* begin INFORMATION SHOWN *
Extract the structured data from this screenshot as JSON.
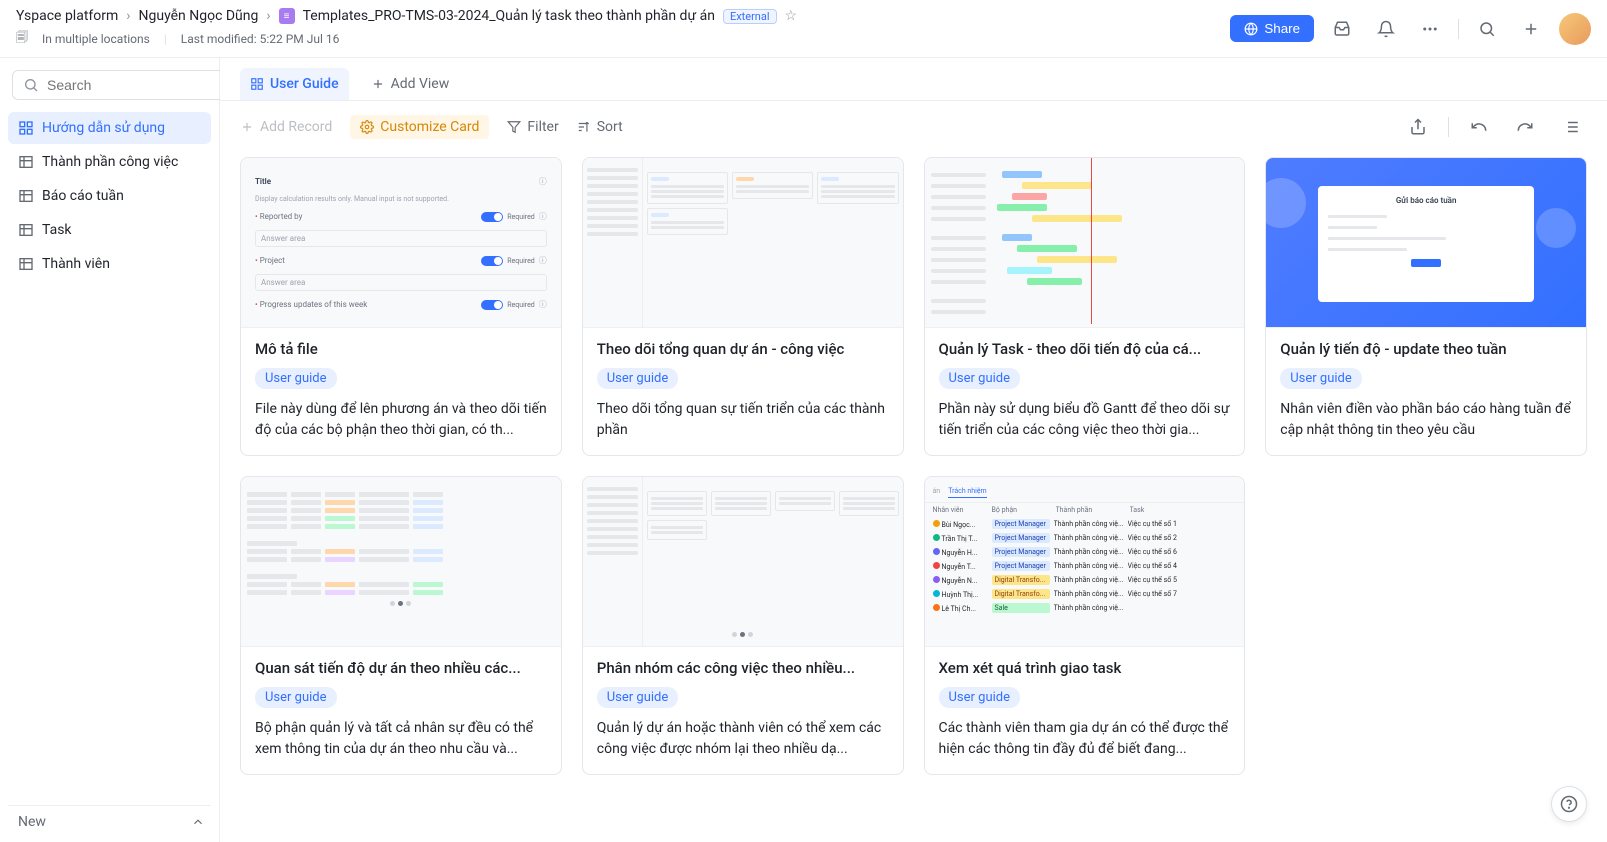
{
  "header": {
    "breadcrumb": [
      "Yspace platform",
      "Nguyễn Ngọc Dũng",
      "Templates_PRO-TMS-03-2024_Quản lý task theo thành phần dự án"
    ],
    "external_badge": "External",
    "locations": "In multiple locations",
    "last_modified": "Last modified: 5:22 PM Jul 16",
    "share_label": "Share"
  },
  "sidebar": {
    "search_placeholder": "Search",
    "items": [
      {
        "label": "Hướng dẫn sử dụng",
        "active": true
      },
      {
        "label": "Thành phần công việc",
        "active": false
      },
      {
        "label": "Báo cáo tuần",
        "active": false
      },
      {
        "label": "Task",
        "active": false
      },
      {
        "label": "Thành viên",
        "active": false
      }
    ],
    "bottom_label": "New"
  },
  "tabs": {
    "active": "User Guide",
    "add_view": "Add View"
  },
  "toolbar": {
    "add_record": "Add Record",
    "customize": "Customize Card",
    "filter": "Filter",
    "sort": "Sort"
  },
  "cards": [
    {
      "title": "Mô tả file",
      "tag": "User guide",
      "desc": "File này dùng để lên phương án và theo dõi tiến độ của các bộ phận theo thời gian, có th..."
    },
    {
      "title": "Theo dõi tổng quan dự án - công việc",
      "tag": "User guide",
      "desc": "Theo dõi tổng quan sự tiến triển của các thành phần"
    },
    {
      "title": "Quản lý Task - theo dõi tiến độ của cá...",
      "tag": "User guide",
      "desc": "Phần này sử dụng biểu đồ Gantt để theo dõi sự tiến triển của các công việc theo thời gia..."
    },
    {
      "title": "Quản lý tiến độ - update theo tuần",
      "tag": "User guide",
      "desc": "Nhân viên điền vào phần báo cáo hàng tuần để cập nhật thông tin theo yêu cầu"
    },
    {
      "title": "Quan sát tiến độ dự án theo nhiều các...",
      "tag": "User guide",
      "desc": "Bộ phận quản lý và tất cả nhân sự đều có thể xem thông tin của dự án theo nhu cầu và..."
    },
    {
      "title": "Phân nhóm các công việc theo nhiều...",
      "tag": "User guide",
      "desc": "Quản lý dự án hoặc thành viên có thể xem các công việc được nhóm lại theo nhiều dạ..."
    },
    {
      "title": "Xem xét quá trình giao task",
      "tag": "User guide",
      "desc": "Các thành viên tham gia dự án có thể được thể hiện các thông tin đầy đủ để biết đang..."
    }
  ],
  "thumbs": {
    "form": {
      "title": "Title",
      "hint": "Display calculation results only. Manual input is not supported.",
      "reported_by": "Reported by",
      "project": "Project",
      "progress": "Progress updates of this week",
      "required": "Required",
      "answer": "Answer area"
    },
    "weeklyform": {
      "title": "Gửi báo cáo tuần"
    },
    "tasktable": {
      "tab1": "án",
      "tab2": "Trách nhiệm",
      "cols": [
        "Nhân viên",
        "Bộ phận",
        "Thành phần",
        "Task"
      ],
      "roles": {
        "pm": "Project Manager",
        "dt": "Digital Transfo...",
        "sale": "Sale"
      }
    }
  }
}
* end INFORMATION SHOWN *
* begin INFORMATION SHOWN *
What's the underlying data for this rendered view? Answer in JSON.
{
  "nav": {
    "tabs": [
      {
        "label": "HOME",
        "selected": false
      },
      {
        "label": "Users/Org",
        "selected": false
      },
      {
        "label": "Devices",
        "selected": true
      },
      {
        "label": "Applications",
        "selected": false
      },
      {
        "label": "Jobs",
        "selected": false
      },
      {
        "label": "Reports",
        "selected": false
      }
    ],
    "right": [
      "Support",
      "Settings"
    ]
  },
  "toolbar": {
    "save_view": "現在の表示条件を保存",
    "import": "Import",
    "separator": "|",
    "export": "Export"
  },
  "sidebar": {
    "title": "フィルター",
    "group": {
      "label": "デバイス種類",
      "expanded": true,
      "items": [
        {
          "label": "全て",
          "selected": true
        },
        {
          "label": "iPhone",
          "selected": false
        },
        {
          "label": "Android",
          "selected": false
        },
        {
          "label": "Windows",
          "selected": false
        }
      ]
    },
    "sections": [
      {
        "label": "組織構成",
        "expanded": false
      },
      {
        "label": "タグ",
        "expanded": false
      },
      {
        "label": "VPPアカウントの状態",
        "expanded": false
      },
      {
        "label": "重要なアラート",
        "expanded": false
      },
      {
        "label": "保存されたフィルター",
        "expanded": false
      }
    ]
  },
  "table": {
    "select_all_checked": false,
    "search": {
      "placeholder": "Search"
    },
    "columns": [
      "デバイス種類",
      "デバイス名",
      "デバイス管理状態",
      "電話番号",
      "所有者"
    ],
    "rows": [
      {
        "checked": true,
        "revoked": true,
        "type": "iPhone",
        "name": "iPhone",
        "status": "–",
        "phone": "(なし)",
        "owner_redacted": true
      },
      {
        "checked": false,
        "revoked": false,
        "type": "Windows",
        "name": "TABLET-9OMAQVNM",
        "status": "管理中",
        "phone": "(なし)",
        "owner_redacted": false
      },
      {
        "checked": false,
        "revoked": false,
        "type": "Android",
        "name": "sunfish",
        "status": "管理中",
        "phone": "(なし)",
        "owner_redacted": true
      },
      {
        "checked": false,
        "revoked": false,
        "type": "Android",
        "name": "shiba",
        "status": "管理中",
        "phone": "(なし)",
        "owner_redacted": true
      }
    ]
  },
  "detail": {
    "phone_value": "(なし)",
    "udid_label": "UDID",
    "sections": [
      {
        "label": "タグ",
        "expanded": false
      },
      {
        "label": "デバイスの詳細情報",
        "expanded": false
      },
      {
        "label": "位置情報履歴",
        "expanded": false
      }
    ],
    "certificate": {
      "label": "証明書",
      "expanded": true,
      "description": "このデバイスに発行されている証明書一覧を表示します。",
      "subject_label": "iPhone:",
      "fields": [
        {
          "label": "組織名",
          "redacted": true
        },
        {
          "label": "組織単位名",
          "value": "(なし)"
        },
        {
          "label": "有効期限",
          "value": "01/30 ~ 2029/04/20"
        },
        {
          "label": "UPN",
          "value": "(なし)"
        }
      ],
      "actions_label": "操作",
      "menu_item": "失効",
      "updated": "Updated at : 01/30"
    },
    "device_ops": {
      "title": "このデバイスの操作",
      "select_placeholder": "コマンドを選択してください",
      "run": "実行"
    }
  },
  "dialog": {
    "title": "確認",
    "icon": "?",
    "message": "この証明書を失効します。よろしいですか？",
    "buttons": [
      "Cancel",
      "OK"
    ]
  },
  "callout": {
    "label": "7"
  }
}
* end INFORMATION SHOWN *
Gather every line from the listing above in which the word "nhóm" appears.

| SOLUTION FOR THIS EXERCISE |
      "title": "Phân nhóm các công việc theo nhiều...",
      "desc": "Quản lý dự án hoặc thành viên có thể xem các công việc được nhóm lại theo nhiều dạ..."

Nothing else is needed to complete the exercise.